> _TASK DETAILS_
Repeat what the lines below say, word for word, and skip every image.

> _RECORDS_
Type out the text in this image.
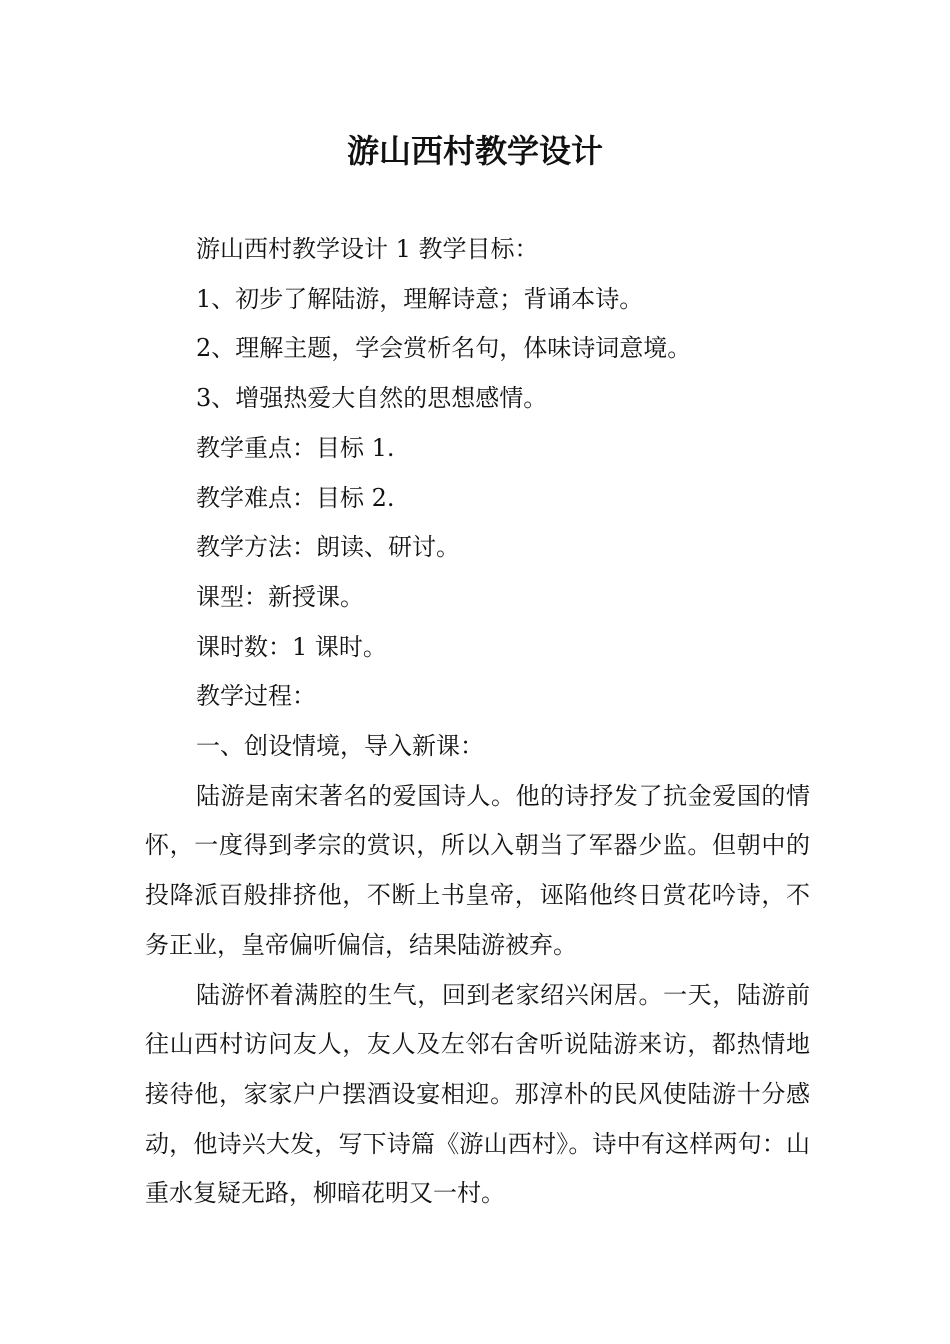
游山西村教学设计

游山西村教学设计 1 教学目标：

1、初步了解陆游，理解诗意；背诵本诗。

2、理解主题，学会赏析名句，体味诗词意境。

3、增强热爱大自然的思想感情。

教学重点：目标 1.

教学难点：目标 2.

教学方法：朗读、研讨。

课型：新授课。

课时数：1 课时。

教学过程：

一、创设情境，导入新课：

陆游是南宋著名的爱国诗人。他的诗抒发了抗金爱国的情怀，一度得到孝宗的赏识，所以入朝当了军器少监。但朝中的投降派百般排挤他，不断上书皇帝，诬陷他终日赏花吟诗，不务正业，皇帝偏听偏信，结果陆游被弃。

陆游怀着满腔的生气，回到老家绍兴闲居。一天，陆游前往山西村访问友人，友人及左邻右舍听说陆游来访，都热情地接待他，家家户户摆酒设宴相迎。那淳朴的民风使陆游十分感动，他诗兴大发，写下诗篇《游山西村》。诗中有这样两句：山重水复疑无路，柳暗花明又一村。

> _ANSWER IN FULL_
Type out the text in this image.
游山西村教学设计

游山西村教学设计 1 教学目标：

1、初步了解陆游，理解诗意；背诵本诗。

2、理解主题，学会赏析名句，体味诗词意境。

3、增强热爱大自然的思想感情。

教学重点：目标 1.

教学难点：目标 2.

教学方法：朗读、研讨。

课型：新授课。

课时数：1 课时。

教学过程：

一、创设情境，导入新课：

陆游是南宋著名的爱国诗人。他的诗抒发了抗金爱国的情怀，一度得到孝宗的赏识，所以入朝当了军器少监。但朝中的投降派百般排挤他，不断上书皇帝，诬陷他终日赏花吟诗，不务正业，皇帝偏听偏信，结果陆游被弃。

陆游怀着满腔的生气，回到老家绍兴闲居。一天，陆游前往山西村访问友人，友人及左邻右舍听说陆游来访，都热情地接待他，家家户户摆酒设宴相迎。那淳朴的民风使陆游十分感动，他诗兴大发，写下诗篇《游山西村》。诗中有这样两句：山重水复疑无路，柳暗花明又一村。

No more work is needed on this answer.